• _Dataset_

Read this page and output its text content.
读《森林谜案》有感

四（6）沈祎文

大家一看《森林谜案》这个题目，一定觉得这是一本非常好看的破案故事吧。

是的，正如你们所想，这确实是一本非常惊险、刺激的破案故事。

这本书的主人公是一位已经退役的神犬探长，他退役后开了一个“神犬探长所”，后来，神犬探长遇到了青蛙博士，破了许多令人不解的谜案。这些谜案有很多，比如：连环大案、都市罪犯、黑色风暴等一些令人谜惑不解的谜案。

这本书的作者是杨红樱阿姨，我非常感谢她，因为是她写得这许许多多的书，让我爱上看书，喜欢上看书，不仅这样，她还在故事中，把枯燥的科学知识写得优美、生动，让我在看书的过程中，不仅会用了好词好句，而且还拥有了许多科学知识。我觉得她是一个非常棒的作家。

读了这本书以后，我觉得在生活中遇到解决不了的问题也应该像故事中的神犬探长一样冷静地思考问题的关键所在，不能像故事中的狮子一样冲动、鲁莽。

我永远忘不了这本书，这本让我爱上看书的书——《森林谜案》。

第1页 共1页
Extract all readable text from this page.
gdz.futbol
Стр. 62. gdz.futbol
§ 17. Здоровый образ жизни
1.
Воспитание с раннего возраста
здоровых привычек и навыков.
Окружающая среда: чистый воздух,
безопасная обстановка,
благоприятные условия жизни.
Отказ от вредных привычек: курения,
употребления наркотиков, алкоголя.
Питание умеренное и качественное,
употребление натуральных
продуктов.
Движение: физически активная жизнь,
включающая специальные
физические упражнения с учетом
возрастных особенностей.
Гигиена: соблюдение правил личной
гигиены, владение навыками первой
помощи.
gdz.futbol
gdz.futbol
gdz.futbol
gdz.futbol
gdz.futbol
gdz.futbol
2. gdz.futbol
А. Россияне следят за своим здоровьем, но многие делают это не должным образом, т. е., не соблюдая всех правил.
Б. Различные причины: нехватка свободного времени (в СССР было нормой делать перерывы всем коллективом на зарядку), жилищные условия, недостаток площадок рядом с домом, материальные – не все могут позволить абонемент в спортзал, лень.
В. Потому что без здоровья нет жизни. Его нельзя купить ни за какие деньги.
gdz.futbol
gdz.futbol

• _The exercise_
Give an exact copy of all the data shown above.

• _Complete output_
Read this page and output its text content.
读《森林谜案》有感

四（6）沈祎文

大家一看《森林谜案》这个题目，一定觉得这是一本非常好看的破案故事吧。

是的，正如你们所想，这确实是一本非常惊险、刺激的破案故事。

这本书的主人公是一位已经退役的神犬探长，他退役后开了一个“神犬探长所”，后来，神犬探长遇到了青蛙博士，破了许多令人不解的谜案。这些谜案有很多，比如：连环大案、都市罪犯、黑色风暴等一些令人谜惑不解的谜案。

这本书的作者是杨红樱阿姨，我非常感谢她，因为是她写得这许许多多的书，让我爱上看书，喜欢上看书，不仅这样，她还在故事中，把枯燥的科学知识写得优美、生动，让我在看书的过程中，不仅会用了好词好句，而且还拥有了许多科学知识。我觉得她是一个非常棒的作家。

读了这本书以后，我觉得在生活中遇到解决不了的问题也应该像故事中的神犬探长一样冷静地思考问题的关键所在，不能像故事中的狮子一样冲动、鲁莽。

我永远忘不了这本书，这本让我爱上看书的书——《森林谜案》。

第1页 共1页
Extract all readable text from this page.
gdz.futbol
Стр. 62. gdz.futbol
§ 17. Здоровый образ жизни
1.
Воспитание с раннего возраста
здоровых привычек и навыков.
Окружающая среда: чистый воздух,
безопасная обстановка,
благоприятные условия жизни.
Отказ от вредных привычек: курения,
употребления наркотиков, алкоголя.
Питание умеренное и качественное,
употребление натуральных
продуктов.
Движение: физически активная жизнь,
включающая специальные
физические упражнения с учетом
возрастных особенностей.
Гигиена: соблюдение правил личной
гигиены, владение навыками первой
помощи.
gdz.futbol
gdz.futbol
gdz.futbol
gdz.futbol
gdz.futbol
gdz.futbol
2. gdz.futbol
А. Россияне следят за своим здоровьем, но многие делают это не должным образом, т. е., не соблюдая всех правил.
Б. Различные причины: нехватка свободного времени (в СССР было нормой делать перерывы всем коллективом на зарядку), жилищные условия, недостаток площадок рядом с домом, материальные – не все могут позволить абонемент в спортзал, лень.
В. Потому что без здоровья нет жизни. Его нельзя купить ни за какие деньги.
gdz.futbol
gdz.futbol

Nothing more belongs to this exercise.